In the clinical case text, what reasons does the writer give for suspecting that the intubated patient's condition came from bronchospasm, pleural effusion, pulmonary edema, or acute lung injury? Answer in one to three sentences.

» DOCUMENT EXTRACT
○ ○ ○ ○

What is your differential diagnosis?
- (A 5-year-old female is scheduled for laser ablation of laryngeal papillomatosis. Her mother states that she has noticed a change in the child’s voice over the last two weeks.*
- PMH: Asthma - mild / Paternal uncle that died from “anesthetic fever”*
- Meds: Bronchodilator*
- Allergies: NKDA*
- PE: Vital Signs: HR = 120, Temp = 37.1ºC*
- General: well developed, crying, uncooperative, exhibiting inspiratory stridor and intercostal retractions.)*
Hypoxia with increased airway pressures in an intubated patient is consistent with –
airway obstruction or decreased lung compliance.
Given this patient’s asthma, the surgical procedure, and the recent airway fire, I would be concerned that her condition was the result of –
bronchospasm, pleural effusion, pulmonary edema, or acute lung injury.
However, I would also consider the possibility of –
a plugged or kinked ETT, right mainstem intubation, or a pneumothorax.
In managing this patient, I would hand ventilate the patient with 100% oxygen, suction the ETT, auscultate all lung fields, consider obtaining a chest X-ray and/or ABG, and treat accordingly.
Post-operative Management:
Two hours following surgery the patient becomes tachycardic and hypercapnic despite appropriate ventilator management.
What do you think might be the cause?

○ ○ ○ ○

» DATA UNDER STUDY

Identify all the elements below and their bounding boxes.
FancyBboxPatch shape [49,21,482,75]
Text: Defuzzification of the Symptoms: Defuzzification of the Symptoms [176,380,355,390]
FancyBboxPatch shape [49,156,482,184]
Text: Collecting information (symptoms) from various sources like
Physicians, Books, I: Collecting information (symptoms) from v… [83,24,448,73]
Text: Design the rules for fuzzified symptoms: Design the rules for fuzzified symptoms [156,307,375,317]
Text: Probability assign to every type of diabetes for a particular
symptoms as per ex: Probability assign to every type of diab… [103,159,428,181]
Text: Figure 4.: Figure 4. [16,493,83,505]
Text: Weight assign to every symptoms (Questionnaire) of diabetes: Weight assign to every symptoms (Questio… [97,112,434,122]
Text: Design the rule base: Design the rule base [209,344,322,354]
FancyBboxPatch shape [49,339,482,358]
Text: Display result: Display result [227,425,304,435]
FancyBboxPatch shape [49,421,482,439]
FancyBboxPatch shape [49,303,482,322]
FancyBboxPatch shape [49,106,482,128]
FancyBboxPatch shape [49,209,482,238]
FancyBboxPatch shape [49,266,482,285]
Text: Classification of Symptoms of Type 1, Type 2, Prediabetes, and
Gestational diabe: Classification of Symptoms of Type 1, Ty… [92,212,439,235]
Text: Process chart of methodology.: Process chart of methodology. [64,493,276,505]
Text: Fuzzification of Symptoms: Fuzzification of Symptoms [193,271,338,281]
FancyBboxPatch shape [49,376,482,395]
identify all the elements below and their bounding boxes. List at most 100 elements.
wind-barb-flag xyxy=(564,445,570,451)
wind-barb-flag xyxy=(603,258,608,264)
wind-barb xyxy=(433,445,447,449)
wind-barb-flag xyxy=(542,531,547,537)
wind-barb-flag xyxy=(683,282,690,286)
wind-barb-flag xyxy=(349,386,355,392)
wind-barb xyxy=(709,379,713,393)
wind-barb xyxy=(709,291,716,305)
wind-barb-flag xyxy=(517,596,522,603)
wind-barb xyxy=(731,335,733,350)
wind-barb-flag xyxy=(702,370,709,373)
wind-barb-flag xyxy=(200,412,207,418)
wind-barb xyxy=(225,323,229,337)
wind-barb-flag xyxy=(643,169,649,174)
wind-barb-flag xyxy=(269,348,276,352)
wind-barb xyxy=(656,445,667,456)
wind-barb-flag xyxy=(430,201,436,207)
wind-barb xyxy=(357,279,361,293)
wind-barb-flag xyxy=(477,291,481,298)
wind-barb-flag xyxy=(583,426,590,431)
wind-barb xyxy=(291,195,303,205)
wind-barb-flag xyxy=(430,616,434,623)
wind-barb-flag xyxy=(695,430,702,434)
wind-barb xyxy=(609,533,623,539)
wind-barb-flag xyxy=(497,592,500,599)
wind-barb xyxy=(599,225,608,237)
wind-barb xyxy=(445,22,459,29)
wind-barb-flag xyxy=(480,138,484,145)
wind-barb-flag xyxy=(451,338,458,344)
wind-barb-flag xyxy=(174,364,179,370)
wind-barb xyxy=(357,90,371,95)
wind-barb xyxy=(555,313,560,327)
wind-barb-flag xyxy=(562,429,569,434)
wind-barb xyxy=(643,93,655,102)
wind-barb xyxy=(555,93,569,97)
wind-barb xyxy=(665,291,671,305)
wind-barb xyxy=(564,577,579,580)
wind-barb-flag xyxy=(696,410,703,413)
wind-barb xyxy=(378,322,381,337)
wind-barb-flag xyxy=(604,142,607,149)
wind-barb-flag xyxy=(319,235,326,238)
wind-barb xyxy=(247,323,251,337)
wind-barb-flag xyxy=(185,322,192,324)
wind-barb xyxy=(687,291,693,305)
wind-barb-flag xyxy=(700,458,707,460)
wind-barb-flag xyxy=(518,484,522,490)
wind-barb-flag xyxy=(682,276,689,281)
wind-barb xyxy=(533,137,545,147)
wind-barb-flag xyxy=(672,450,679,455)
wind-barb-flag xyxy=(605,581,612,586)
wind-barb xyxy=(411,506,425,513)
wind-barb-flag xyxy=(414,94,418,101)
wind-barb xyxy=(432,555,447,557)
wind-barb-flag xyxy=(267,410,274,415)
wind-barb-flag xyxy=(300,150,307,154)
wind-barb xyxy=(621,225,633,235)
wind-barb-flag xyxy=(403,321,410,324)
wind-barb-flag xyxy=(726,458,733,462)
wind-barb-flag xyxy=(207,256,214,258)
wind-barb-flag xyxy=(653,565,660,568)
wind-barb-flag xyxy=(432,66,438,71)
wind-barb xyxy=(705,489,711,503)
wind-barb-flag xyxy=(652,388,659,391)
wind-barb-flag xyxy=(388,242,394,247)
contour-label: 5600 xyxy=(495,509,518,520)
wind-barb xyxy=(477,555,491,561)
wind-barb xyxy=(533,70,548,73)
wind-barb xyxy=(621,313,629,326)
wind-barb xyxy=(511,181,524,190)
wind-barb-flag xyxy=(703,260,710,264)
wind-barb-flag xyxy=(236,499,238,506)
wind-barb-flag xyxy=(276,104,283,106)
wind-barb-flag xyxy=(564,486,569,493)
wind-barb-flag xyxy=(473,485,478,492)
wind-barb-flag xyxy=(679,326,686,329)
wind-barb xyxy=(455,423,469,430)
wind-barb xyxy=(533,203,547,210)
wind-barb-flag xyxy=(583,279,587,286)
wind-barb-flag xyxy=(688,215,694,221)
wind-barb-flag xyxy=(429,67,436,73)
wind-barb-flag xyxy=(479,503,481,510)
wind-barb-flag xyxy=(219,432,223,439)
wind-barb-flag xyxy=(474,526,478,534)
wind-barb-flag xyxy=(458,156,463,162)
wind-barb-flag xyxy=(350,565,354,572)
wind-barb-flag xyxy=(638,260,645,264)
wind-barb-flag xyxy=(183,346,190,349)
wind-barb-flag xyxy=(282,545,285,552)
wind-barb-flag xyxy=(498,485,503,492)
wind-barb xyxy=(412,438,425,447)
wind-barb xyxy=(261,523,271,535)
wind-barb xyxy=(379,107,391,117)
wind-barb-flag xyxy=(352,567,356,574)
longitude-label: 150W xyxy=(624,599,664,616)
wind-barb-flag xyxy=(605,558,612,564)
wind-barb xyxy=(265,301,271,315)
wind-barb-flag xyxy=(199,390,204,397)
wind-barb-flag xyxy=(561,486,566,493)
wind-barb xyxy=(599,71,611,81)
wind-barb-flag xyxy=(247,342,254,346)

○ ○ ○ ○

» ANSWER BOX
The writer names three reasons for this concern: the patient's asthma, the surgical procedure, and the recent airway fire.